— start SUPPLIED MATERIAL —

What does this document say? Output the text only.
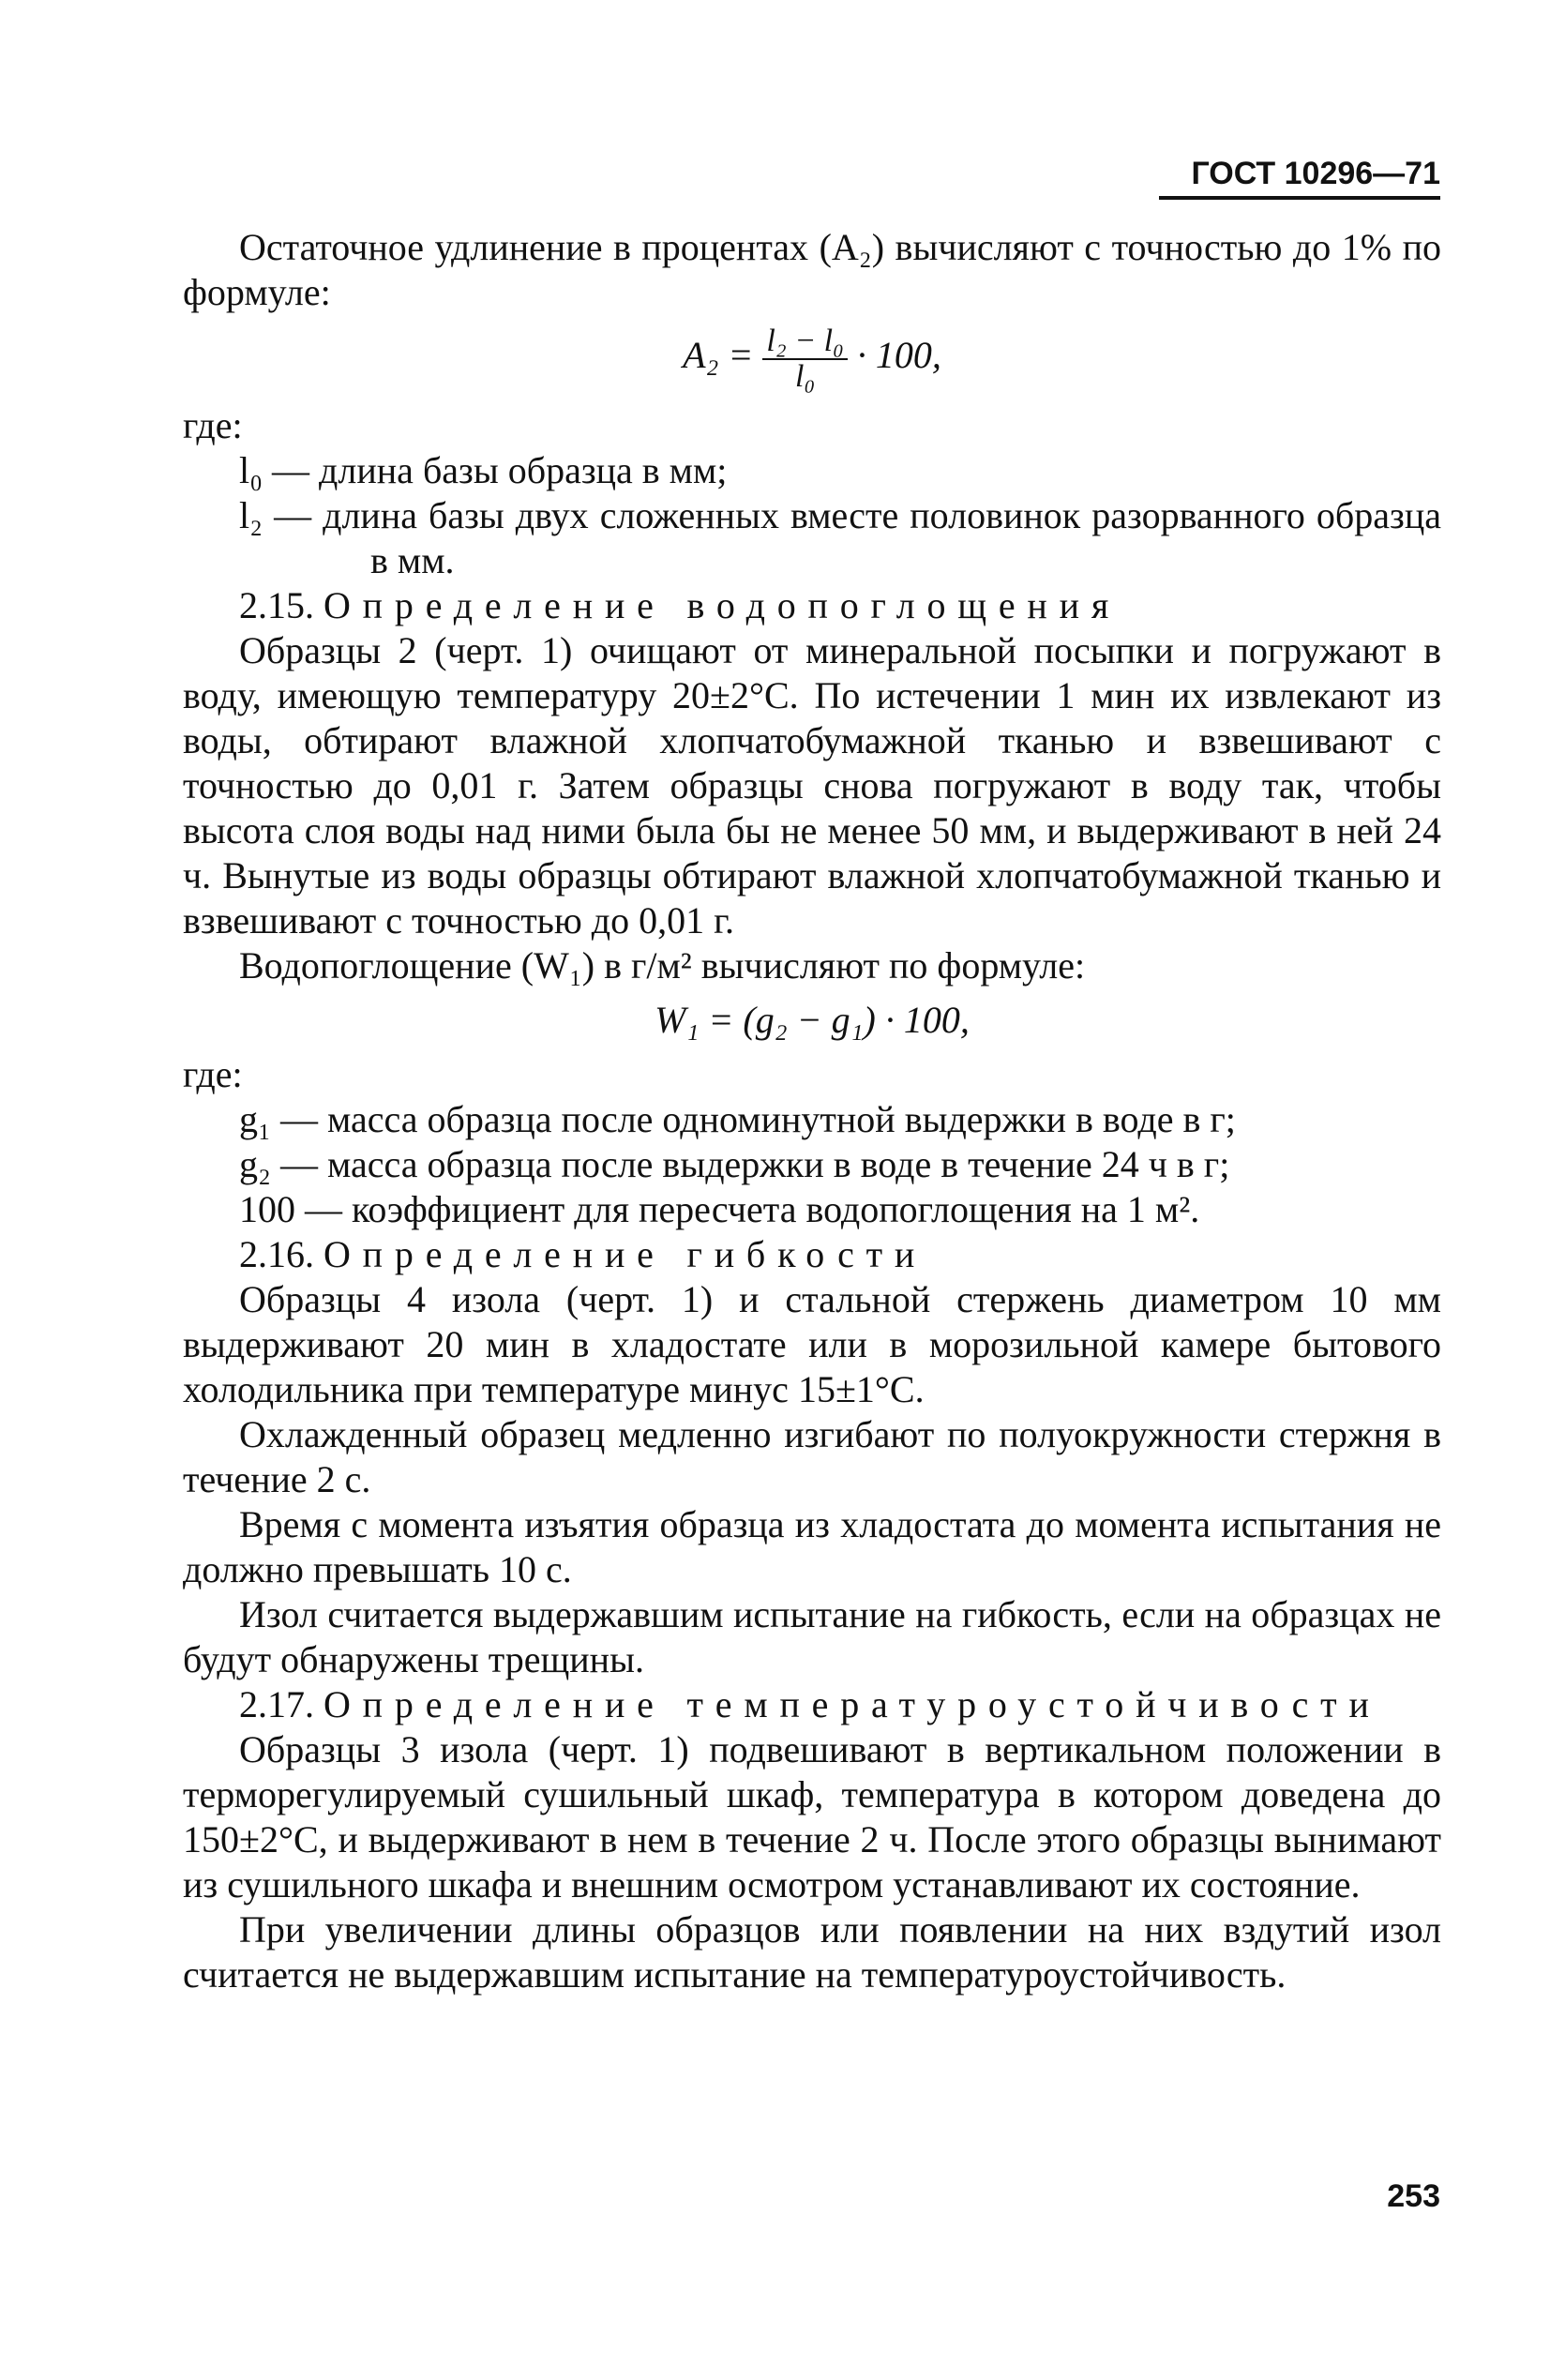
ГОСТ 10296—71

Остаточное удлинение в процентах (A₂) вычисляют с точностью до 1% по формуле:

$A_2 = \frac{\text{l₂ − l₀}}{\text{l₀}} \cdot 100$,

где:

l₀ — длина базы образца в мм;

l₂ — длина базы двух сложенных вместе половинок разорванного образца в мм.

2.15. Определение водопоглощения

Образцы 2 (черт. 1) очищают от минеральной посыпки и погружают в воду, имеющую температуру 20±2°С. По истечении 1 мин их извлекают из воды, обтирают влажной хлопчатобумажной тканью и взвешивают с точностью до 0,01 г. Затем образцы снова погружают в воду так, чтобы высота слоя воды над ними была бы не менее 50 мм, и выдерживают в ней 24 ч. Вынутые из воды образцы обтирают влажной хлопчатобумажной тканью и взвешивают с точностью до 0,01 г.

Водопоглощение (W₁) в г/м² вычисляют по формуле:

W₁ = (g₂ − g₁) · 100,

где:

g₁ — масса образца после одноминутной выдержки в воде в г;

g₂ — масса образца после выдержки в воде в течение 24 ч в г;

100 — коэффициент для пересчета водопоглощения на 1 м².

2.16. Определение гибкости

Образцы 4 изола (черт. 1) и стальной стержень диаметром 10 мм выдерживают 20 мин в хладостате или в морозильной камере бытового холодильника при температуре минус 15±1°С.

Охлажденный образец медленно изгибают по полуокружности стержня в течение 2 с.

Время с момента изъятия образца из хладостата до момента испытания не должно превышать 10 с.

Изол считается выдержавшим испытание на гибкость, если на образцах не будут обнаружены трещины.

2.17. Определение температуроустойчивости

Образцы 3 изола (черт. 1) подвешивают в вертикальном положении в терморегулируемый сушильный шкаф, температура в котором доведена до 150±2°С, и выдерживают в нем в течение 2 ч. После этого образцы вынимают из сушильного шкафа и внешним осмотром устанавливают их состояние.

При увеличении длины образцов или появлении на них вздутий изол считается не выдержавшим испытание на температуроустойчивость.

253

— end SUPPLIED MATERIAL —

* _REQUIRED TASK_
Print every entry exactly as written, without the pictures.

* _TASK SOLUTION_
What does this document say? Output the text only.
ГОСТ 10296—71

Остаточное удлинение в процентах (A₂) вычисляют с точностью до 1% по формуле:

$A_2 = \frac{\text{l₂ − l₀}}{\text{l₀}} \cdot 100$,

где:

l₀ — длина базы образца в мм;

l₂ — длина базы двух сложенных вместе половинок разорванного образца в мм.

2.15. Определение водопоглощения

Образцы 2 (черт. 1) очищают от минеральной посыпки и погружают в воду, имеющую температуру 20±2°С. По истечении 1 мин их извлекают из воды, обтирают влажной хлопчатобумажной тканью и взвешивают с точностью до 0,01 г. Затем образцы снова погружают в воду так, чтобы высота слоя воды над ними была бы не менее 50 мм, и выдерживают в ней 24 ч. Вынутые из воды образцы обтирают влажной хлопчатобумажной тканью и взвешивают с точностью до 0,01 г.

Водопоглощение (W₁) в г/м² вычисляют по формуле:

W₁ = (g₂ − g₁) · 100,

где:

g₁ — масса образца после одноминутной выдержки в воде в г;

g₂ — масса образца после выдержки в воде в течение 24 ч в г;

100 — коэффициент для пересчета водопоглощения на 1 м².

2.16. Определение гибкости

Образцы 4 изола (черт. 1) и стальной стержень диаметром 10 мм выдерживают 20 мин в хладостате или в морозильной камере бытового холодильника при температуре минус 15±1°С.

Охлажденный образец медленно изгибают по полуокружности стержня в течение 2 с.

Время с момента изъятия образца из хладостата до момента испытания не должно превышать 10 с.

Изол считается выдержавшим испытание на гибкость, если на образцах не будут обнаружены трещины.

2.17. Определение температуроустойчивости

Образцы 3 изола (черт. 1) подвешивают в вертикальном положении в терморегулируемый сушильный шкаф, температура в котором доведена до 150±2°С, и выдерживают в нем в течение 2 ч. После этого образцы вынимают из сушильного шкафа и внешним осмотром устанавливают их состояние.

При увеличении длины образцов или появлении на них вздутий изол считается не выдержавшим испытание на температуроустойчивость.

253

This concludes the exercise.